▶ TESTO FORNITO
Il riconoscimento della responsabilità dell’Amministrazione per il tardivo esercizio della funzione amministrativa

Consiglio di Stato, sezione quinta, Sentenza 10 ottobre 2018, n. 5834.

La massima estrapolata:

Il riconoscimento della responsabilità dell’Amministrazione per il tardivo esercizio della funzione amministrativa richiede, oltre alla constatazione della violazione dei termini del procedimento, l’accertamento che l’inosservanza delle cadenze procedimentali è imputabile a colpa o dolo dell’Amministrazione medesima, che il danno lamentato è conseguenza diretta ed immediata del ritardo dell’Amministrazione, nonché la prova del danno lamentato.

▶ OBIETTIVI
- 1) Per ciascuna delle affermazioni seguenti, indica con sì o no se concorda con il testo fornito e cita alla lettera le parole del testo che lo stabiliscono.
(a) La sentenza richiamata è della sezione quinta del Consiglio di Stato.
(b) Per riconoscere la responsabilità dell'Amministrazione basta constatare la violazione dei termini del procedimento.
(c) Il danno lamentato deve essere conseguenza diretta ed immediata del ritardo dell'Amministrazione.
- 2) Trascrivi alla lettera il passo del testo fornito che comincia con "Consiglio di Stato, sezione" e prosegue fino a "del danno lamentato.".

▶ RIGHE ELENCATE
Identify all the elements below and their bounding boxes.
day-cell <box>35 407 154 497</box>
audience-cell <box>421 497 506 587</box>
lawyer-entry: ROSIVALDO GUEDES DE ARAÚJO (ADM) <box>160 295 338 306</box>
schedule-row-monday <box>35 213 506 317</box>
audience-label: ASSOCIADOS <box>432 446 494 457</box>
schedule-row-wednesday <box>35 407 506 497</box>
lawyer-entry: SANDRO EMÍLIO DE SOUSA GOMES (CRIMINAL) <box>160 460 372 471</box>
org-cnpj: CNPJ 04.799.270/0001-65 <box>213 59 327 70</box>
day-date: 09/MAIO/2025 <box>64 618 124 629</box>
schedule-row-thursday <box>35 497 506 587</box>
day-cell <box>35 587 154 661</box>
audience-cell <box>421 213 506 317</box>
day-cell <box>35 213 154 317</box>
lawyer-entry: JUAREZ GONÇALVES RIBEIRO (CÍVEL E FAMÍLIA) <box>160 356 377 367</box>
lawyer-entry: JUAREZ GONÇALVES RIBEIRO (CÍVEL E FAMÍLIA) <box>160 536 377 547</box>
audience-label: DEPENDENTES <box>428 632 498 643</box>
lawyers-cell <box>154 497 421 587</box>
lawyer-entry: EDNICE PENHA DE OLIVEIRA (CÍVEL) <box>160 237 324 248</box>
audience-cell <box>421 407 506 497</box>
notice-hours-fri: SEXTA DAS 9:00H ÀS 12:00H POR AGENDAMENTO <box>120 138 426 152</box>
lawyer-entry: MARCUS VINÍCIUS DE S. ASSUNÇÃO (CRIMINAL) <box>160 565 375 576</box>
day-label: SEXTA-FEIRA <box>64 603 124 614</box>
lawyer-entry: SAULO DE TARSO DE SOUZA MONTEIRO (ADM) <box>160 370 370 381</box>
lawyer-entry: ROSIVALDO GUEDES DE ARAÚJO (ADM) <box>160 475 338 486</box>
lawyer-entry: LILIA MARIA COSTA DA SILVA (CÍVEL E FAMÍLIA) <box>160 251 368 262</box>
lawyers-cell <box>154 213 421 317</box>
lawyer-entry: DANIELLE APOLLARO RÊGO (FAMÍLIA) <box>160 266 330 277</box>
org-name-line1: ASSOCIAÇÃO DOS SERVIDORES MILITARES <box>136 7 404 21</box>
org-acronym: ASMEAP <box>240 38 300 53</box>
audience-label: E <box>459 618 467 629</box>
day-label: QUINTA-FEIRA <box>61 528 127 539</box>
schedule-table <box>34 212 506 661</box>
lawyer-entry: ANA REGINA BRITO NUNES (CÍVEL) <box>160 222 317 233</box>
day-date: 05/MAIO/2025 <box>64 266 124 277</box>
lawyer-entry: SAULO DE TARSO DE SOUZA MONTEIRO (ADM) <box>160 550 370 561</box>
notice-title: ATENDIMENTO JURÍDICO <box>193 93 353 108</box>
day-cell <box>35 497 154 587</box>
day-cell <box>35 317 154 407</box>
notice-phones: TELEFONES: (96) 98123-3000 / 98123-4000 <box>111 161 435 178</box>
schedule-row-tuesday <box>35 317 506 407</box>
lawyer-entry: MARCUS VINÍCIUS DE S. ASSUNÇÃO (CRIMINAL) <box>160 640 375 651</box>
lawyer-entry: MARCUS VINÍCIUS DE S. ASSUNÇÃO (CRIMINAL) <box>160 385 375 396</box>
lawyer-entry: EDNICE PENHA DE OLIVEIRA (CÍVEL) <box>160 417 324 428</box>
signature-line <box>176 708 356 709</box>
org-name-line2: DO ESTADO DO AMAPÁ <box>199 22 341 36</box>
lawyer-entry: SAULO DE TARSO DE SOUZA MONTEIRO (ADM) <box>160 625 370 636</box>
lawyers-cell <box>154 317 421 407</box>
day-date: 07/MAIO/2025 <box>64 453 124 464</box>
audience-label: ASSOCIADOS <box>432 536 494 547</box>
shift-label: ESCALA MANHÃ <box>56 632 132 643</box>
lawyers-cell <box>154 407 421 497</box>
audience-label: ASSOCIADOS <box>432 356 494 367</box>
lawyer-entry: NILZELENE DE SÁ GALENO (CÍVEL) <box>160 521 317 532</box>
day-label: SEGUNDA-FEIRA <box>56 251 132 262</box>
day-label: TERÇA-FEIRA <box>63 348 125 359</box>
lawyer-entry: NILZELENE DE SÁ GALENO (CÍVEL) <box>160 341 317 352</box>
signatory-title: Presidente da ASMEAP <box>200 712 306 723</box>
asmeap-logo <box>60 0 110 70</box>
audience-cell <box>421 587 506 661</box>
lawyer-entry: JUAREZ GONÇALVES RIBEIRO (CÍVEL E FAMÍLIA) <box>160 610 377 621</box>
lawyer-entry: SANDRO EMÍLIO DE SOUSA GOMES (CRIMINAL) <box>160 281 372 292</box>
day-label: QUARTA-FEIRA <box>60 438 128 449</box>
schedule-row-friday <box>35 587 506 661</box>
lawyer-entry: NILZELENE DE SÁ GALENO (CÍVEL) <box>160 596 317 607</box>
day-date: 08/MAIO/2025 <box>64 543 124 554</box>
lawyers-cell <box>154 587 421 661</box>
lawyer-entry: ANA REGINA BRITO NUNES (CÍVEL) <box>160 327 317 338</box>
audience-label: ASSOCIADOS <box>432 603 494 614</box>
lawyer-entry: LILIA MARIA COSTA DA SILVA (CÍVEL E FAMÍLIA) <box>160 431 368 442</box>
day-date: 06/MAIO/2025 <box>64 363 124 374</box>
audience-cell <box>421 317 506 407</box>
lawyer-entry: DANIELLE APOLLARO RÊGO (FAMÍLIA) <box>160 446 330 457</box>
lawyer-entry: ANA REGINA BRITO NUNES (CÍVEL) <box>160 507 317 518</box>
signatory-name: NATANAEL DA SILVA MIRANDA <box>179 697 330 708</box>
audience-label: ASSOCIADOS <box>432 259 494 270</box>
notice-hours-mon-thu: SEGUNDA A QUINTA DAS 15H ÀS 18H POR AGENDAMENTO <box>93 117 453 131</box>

---

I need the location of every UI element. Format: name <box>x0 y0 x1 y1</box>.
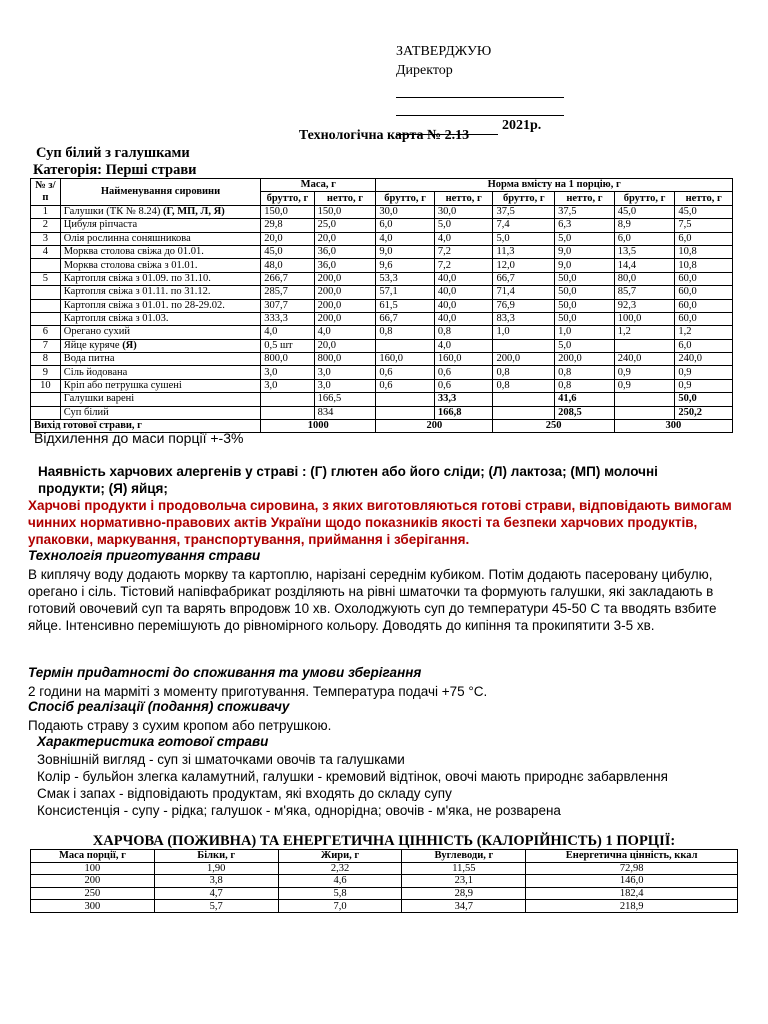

▶ RISPOSTE
- 1)
(a) Sì: «Consiglio di Stato, sezione quinta».
(b) No: «oltre alla constatazione della violazione dei termini del procedimento, l’accertamento che l’inosservanza delle cadenze procedimentali è imputabile a colpa o dolo dell’Amministrazione medesima».
(c) Sì: «il danno lamentato è conseguenza diretta ed immediata del ritardo dell’Amministrazione».

- 2)
Consiglio di Stato, sezione quinta, Sentenza 10 ottobre 2018, n. 5834.

La massima estrapolata:

Il riconoscimento della responsabilità dell’Amministrazione per il tardivo esercizio della funzione amministrativa richiede, oltre alla constatazione della violazione dei termini del procedimento, l’accertamento che l’inosservanza delle cadenze procedimentali è imputabile a colpa o dolo dell’Amministrazione medesima, che il danno lamentato è conseguenza diretta ed immediata del ritardo dell’Amministrazione, nonché la prova del danno lamentato.